Dataset records
........
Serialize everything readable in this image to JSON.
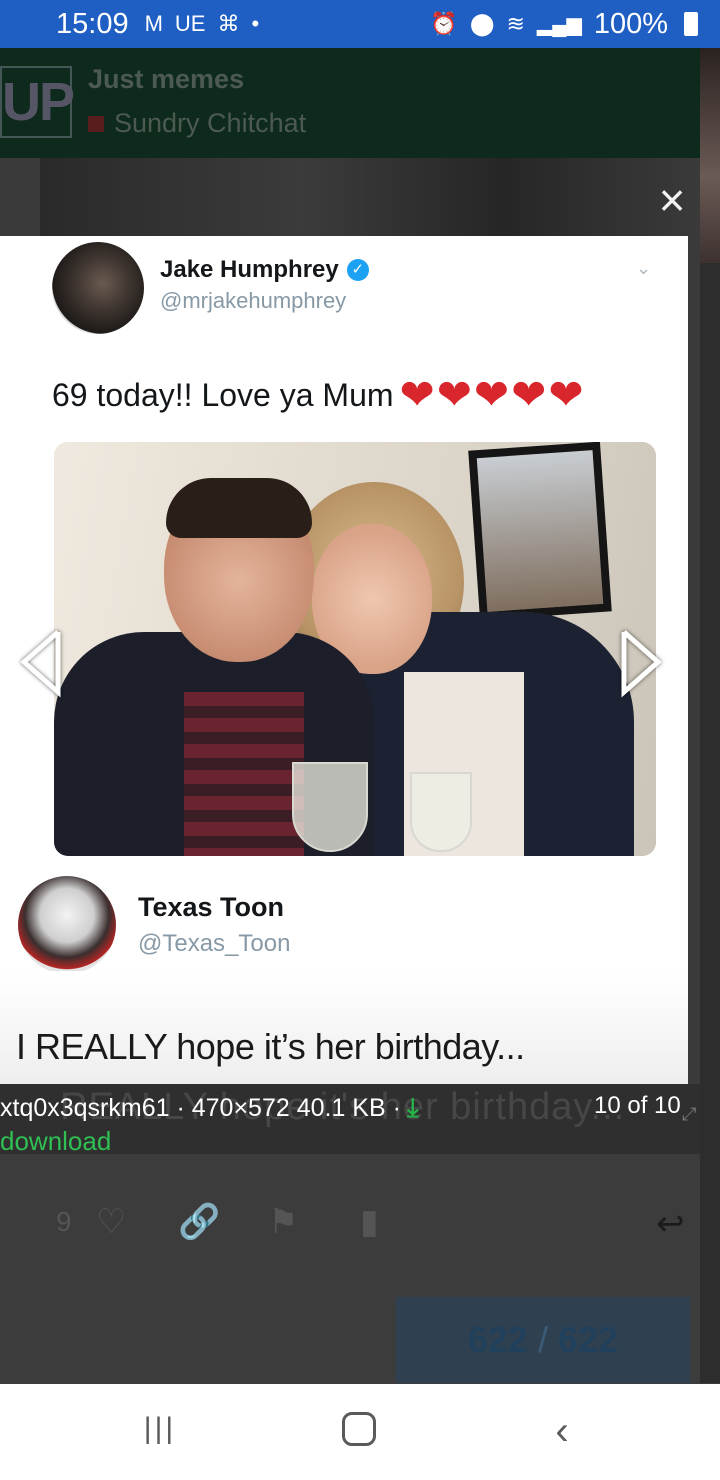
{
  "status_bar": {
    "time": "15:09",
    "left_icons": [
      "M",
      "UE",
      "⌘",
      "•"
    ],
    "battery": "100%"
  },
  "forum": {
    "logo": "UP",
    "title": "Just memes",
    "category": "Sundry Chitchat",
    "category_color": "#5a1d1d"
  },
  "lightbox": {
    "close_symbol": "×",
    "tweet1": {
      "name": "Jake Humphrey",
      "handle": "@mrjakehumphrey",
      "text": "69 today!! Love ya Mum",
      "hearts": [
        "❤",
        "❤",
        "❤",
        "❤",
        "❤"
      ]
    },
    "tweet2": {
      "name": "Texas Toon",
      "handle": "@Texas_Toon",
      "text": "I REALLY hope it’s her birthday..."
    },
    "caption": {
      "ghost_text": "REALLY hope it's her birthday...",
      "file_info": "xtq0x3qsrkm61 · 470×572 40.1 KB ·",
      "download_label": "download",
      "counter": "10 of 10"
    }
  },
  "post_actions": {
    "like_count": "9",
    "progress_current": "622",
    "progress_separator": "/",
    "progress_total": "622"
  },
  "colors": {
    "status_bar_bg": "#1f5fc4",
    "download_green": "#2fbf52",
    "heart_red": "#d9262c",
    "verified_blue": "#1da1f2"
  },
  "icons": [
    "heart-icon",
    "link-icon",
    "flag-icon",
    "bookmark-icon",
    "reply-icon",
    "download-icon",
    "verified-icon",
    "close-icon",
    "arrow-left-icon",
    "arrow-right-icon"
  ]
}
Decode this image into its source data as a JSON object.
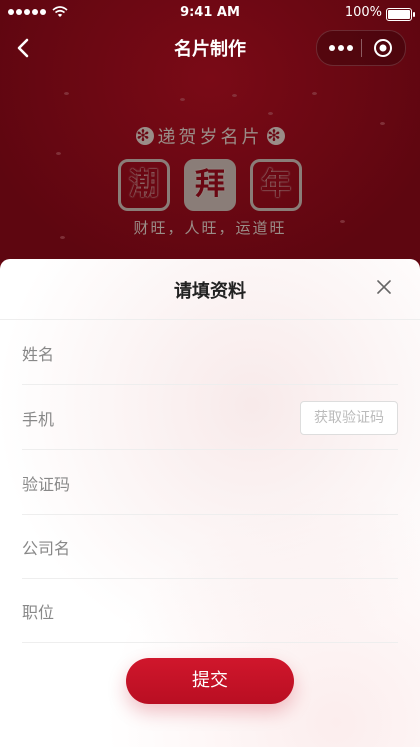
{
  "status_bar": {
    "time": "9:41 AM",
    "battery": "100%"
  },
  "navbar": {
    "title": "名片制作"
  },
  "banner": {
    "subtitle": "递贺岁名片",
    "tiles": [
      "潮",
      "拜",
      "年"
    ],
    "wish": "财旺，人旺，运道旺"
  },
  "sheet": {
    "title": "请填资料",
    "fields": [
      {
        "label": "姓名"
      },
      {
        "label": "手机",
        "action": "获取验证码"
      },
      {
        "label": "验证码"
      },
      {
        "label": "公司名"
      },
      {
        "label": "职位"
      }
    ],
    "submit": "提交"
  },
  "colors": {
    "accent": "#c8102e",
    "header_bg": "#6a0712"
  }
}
........
To do
Make an exact reproduction of the listing above, without any pictures.

Written reply
Serialize everything readable in this image to JSON.
{
  "status_bar": {
    "time": "15:09",
    "left_icons": [
      "M",
      "UE",
      "⌘",
      "•"
    ],
    "battery": "100%"
  },
  "forum": {
    "logo": "UP",
    "title": "Just memes",
    "category": "Sundry Chitchat",
    "category_color": "#5a1d1d"
  },
  "lightbox": {
    "close_symbol": "×",
    "tweet1": {
      "name": "Jake Humphrey",
      "handle": "@mrjakehumphrey",
      "text": "69 today!! Love ya Mum",
      "hearts": [
        "❤",
        "❤",
        "❤",
        "❤",
        "❤"
      ]
    },
    "tweet2": {
      "name": "Texas Toon",
      "handle": "@Texas_Toon",
      "text": "I REALLY hope it’s her birthday..."
    },
    "caption": {
      "ghost_text": "REALLY hope it's her birthday...",
      "file_info": "xtq0x3qsrkm61 · 470×572 40.1 KB ·",
      "download_label": "download",
      "counter": "10 of 10"
    }
  },
  "post_actions": {
    "like_count": "9",
    "progress_current": "622",
    "progress_separator": "/",
    "progress_total": "622"
  },
  "colors": {
    "status_bar_bg": "#1f5fc4",
    "download_green": "#2fbf52",
    "heart_red": "#d9262c",
    "verified_blue": "#1da1f2"
  },
  "icons": [
    "heart-icon",
    "link-icon",
    "flag-icon",
    "bookmark-icon",
    "reply-icon",
    "download-icon",
    "verified-icon",
    "close-icon",
    "arrow-left-icon",
    "arrow-right-icon"
  ]
}
Decode this image into its source data as a JSON object.
{
  "status_bar": {
    "time": "9:41 AM",
    "battery": "100%"
  },
  "navbar": {
    "title": "名片制作"
  },
  "banner": {
    "subtitle": "递贺岁名片",
    "tiles": [
      "潮",
      "拜",
      "年"
    ],
    "wish": "财旺，人旺，运道旺"
  },
  "sheet": {
    "title": "请填资料",
    "fields": [
      {
        "label": "姓名"
      },
      {
        "label": "手机",
        "action": "获取验证码"
      },
      {
        "label": "验证码"
      },
      {
        "label": "公司名"
      },
      {
        "label": "职位"
      }
    ],
    "submit": "提交"
  },
  "colors": {
    "accent": "#c8102e",
    "header_bg": "#6a0712"
  }
}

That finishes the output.